SOURCE RECORDS —

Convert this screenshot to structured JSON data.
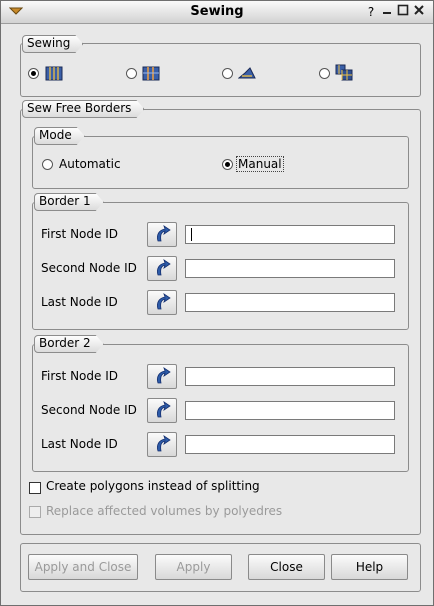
{
  "window": {
    "title": "Sewing",
    "help_glyph": "?",
    "minimize_glyph": "—",
    "maximize_glyph": "☐",
    "close_glyph": "✕"
  },
  "sewing_group": {
    "label": "Sewing",
    "options": [
      {
        "name": "free-borders-mode-icon",
        "selected": true
      },
      {
        "name": "conform-free-borders-icon",
        "selected": false
      },
      {
        "name": "border-to-side-icon",
        "selected": false
      },
      {
        "name": "side-elements-icon",
        "selected": false
      }
    ]
  },
  "sew_free_borders": {
    "label": "Sew Free Borders",
    "mode": {
      "label": "Mode",
      "automatic": "Automatic",
      "manual": "Manual",
      "selected": "Manual"
    },
    "border1": {
      "label": "Border 1",
      "first": "First Node ID",
      "second": "Second Node ID",
      "last": "Last Node ID",
      "first_value": "",
      "second_value": "",
      "last_value": ""
    },
    "border2": {
      "label": "Border 2",
      "first": "First Node ID",
      "second": "Second Node ID",
      "last": "Last Node ID",
      "first_value": "",
      "second_value": "",
      "last_value": ""
    }
  },
  "options": {
    "create_polygons": {
      "label": "Create polygons instead of splitting",
      "checked": false,
      "enabled": true
    },
    "replace_volumes": {
      "label": "Replace affected volumes by polyedres",
      "checked": false,
      "enabled": false
    }
  },
  "buttons": {
    "apply_close": "Apply and Close",
    "apply": "Apply",
    "close": "Close",
    "help": "Help"
  },
  "colors": {
    "accent_blue": "#2d5ba8",
    "window_bg": "#e8e8e8"
  }
}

TASK INSTRUCTIONS —
Without the pictures, restate each entry exactly.

EXERCISE SOLUTION —
Convert this screenshot to structured JSON data.
{
  "window": {
    "title": "Sewing",
    "help_glyph": "?",
    "minimize_glyph": "—",
    "maximize_glyph": "☐",
    "close_glyph": "✕"
  },
  "sewing_group": {
    "label": "Sewing",
    "options": [
      {
        "name": "free-borders-mode-icon",
        "selected": true
      },
      {
        "name": "conform-free-borders-icon",
        "selected": false
      },
      {
        "name": "border-to-side-icon",
        "selected": false
      },
      {
        "name": "side-elements-icon",
        "selected": false
      }
    ]
  },
  "sew_free_borders": {
    "label": "Sew Free Borders",
    "mode": {
      "label": "Mode",
      "automatic": "Automatic",
      "manual": "Manual",
      "selected": "Manual"
    },
    "border1": {
      "label": "Border 1",
      "first": "First Node ID",
      "second": "Second Node ID",
      "last": "Last Node ID",
      "first_value": "",
      "second_value": "",
      "last_value": ""
    },
    "border2": {
      "label": "Border 2",
      "first": "First Node ID",
      "second": "Second Node ID",
      "last": "Last Node ID",
      "first_value": "",
      "second_value": "",
      "last_value": ""
    }
  },
  "options": {
    "create_polygons": {
      "label": "Create polygons instead of splitting",
      "checked": false,
      "enabled": true
    },
    "replace_volumes": {
      "label": "Replace affected volumes by polyedres",
      "checked": false,
      "enabled": false
    }
  },
  "buttons": {
    "apply_close": "Apply and Close",
    "apply": "Apply",
    "close": "Close",
    "help": "Help"
  },
  "colors": {
    "accent_blue": "#2d5ba8",
    "window_bg": "#e8e8e8"
  }
}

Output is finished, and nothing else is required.